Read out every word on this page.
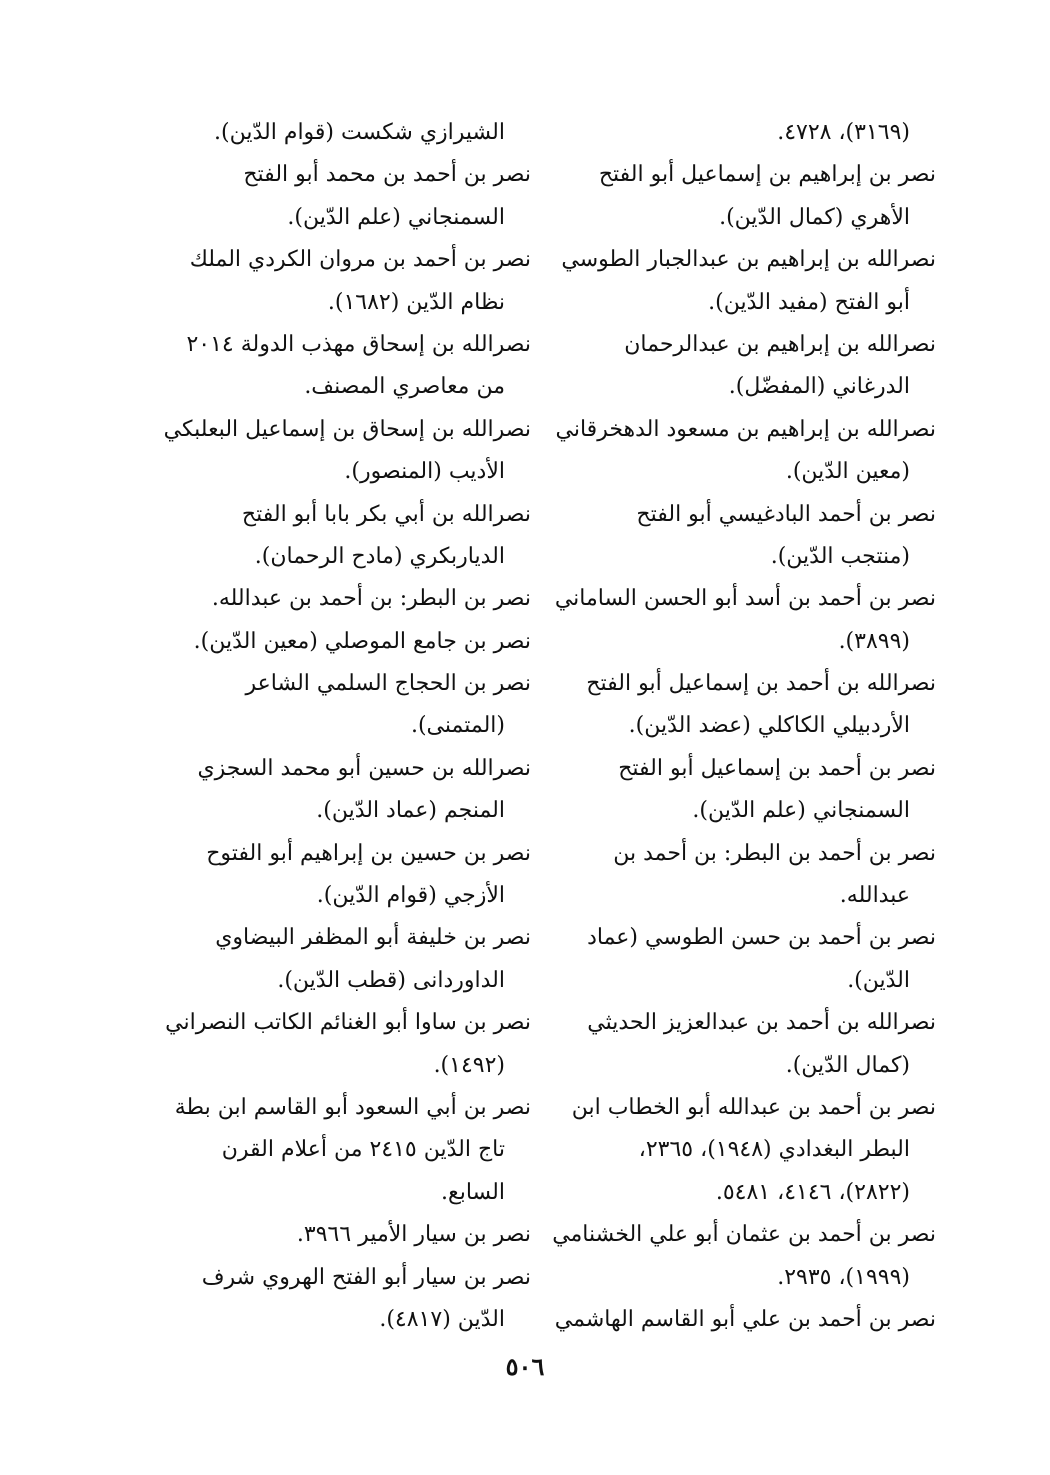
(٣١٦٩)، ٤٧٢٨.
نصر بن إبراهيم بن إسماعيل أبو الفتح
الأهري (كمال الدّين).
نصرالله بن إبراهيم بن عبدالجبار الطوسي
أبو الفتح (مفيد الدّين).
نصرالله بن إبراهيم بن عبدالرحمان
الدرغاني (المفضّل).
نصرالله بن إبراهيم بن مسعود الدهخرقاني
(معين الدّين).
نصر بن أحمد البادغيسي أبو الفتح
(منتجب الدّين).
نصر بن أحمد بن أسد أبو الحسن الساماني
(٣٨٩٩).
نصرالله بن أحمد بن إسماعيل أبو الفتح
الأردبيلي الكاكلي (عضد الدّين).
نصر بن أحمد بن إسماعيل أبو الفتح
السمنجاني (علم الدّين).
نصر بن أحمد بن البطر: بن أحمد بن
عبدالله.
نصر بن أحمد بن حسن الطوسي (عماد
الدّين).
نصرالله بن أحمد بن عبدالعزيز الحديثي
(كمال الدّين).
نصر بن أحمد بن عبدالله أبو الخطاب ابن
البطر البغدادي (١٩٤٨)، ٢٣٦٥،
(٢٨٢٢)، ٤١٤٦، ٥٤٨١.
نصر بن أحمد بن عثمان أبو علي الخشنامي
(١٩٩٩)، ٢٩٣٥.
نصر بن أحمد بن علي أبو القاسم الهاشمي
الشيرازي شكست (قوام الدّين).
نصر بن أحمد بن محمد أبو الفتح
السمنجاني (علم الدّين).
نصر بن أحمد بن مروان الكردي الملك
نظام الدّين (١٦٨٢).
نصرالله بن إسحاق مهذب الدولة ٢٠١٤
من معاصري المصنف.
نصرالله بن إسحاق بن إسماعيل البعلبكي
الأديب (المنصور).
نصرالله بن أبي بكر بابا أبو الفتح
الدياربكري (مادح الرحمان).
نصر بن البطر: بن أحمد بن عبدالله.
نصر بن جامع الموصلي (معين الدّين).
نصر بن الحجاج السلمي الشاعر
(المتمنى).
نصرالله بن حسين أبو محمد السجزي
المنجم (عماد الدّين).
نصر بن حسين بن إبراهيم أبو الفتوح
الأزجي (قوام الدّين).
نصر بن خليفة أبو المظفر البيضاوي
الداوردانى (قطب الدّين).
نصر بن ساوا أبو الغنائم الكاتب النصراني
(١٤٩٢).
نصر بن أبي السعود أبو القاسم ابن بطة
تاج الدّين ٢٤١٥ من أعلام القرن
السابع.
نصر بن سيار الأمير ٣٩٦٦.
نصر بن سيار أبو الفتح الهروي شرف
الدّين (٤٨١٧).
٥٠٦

**REQUIRED WORK:** Retype the whole listing exactly and leave the pictures out.

**WORKED SOLUTION:**
Read out every word on this page.
(٣١٦٩)، ٤٧٢٨.
نصر بن إبراهيم بن إسماعيل أبو الفتح
الأهري (كمال الدّين).
نصرالله بن إبراهيم بن عبدالجبار الطوسي
أبو الفتح (مفيد الدّين).
نصرالله بن إبراهيم بن عبدالرحمان
الدرغاني (المفضّل).
نصرالله بن إبراهيم بن مسعود الدهخرقاني
(معين الدّين).
نصر بن أحمد البادغيسي أبو الفتح
(منتجب الدّين).
نصر بن أحمد بن أسد أبو الحسن الساماني
(٣٨٩٩).
نصرالله بن أحمد بن إسماعيل أبو الفتح
الأردبيلي الكاكلي (عضد الدّين).
نصر بن أحمد بن إسماعيل أبو الفتح
السمنجاني (علم الدّين).
نصر بن أحمد بن البطر: بن أحمد بن
عبدالله.
نصر بن أحمد بن حسن الطوسي (عماد
الدّين).
نصرالله بن أحمد بن عبدالعزيز الحديثي
(كمال الدّين).
نصر بن أحمد بن عبدالله أبو الخطاب ابن
البطر البغدادي (١٩٤٨)، ٢٣٦٥،
(٢٨٢٢)، ٤١٤٦، ٥٤٨١.
نصر بن أحمد بن عثمان أبو علي الخشنامي
(١٩٩٩)، ٢٩٣٥.
نصر بن أحمد بن علي أبو القاسم الهاشمي
الشيرازي شكست (قوام الدّين).
نصر بن أحمد بن محمد أبو الفتح
السمنجاني (علم الدّين).
نصر بن أحمد بن مروان الكردي الملك
نظام الدّين (١٦٨٢).
نصرالله بن إسحاق مهذب الدولة ٢٠١٤
من معاصري المصنف.
نصرالله بن إسحاق بن إسماعيل البعلبكي
الأديب (المنصور).
نصرالله بن أبي بكر بابا أبو الفتح
الدياربكري (مادح الرحمان).
نصر بن البطر: بن أحمد بن عبدالله.
نصر بن جامع الموصلي (معين الدّين).
نصر بن الحجاج السلمي الشاعر
(المتمنى).
نصرالله بن حسين أبو محمد السجزي
المنجم (عماد الدّين).
نصر بن حسين بن إبراهيم أبو الفتوح
الأزجي (قوام الدّين).
نصر بن خليفة أبو المظفر البيضاوي
الداوردانى (قطب الدّين).
نصر بن ساوا أبو الغنائم الكاتب النصراني
(١٤٩٢).
نصر بن أبي السعود أبو القاسم ابن بطة
تاج الدّين ٢٤١٥ من أعلام القرن
السابع.
نصر بن سيار الأمير ٣٩٦٦.
نصر بن سيار أبو الفتح الهروي شرف
الدّين (٤٨١٧).
٥٠٦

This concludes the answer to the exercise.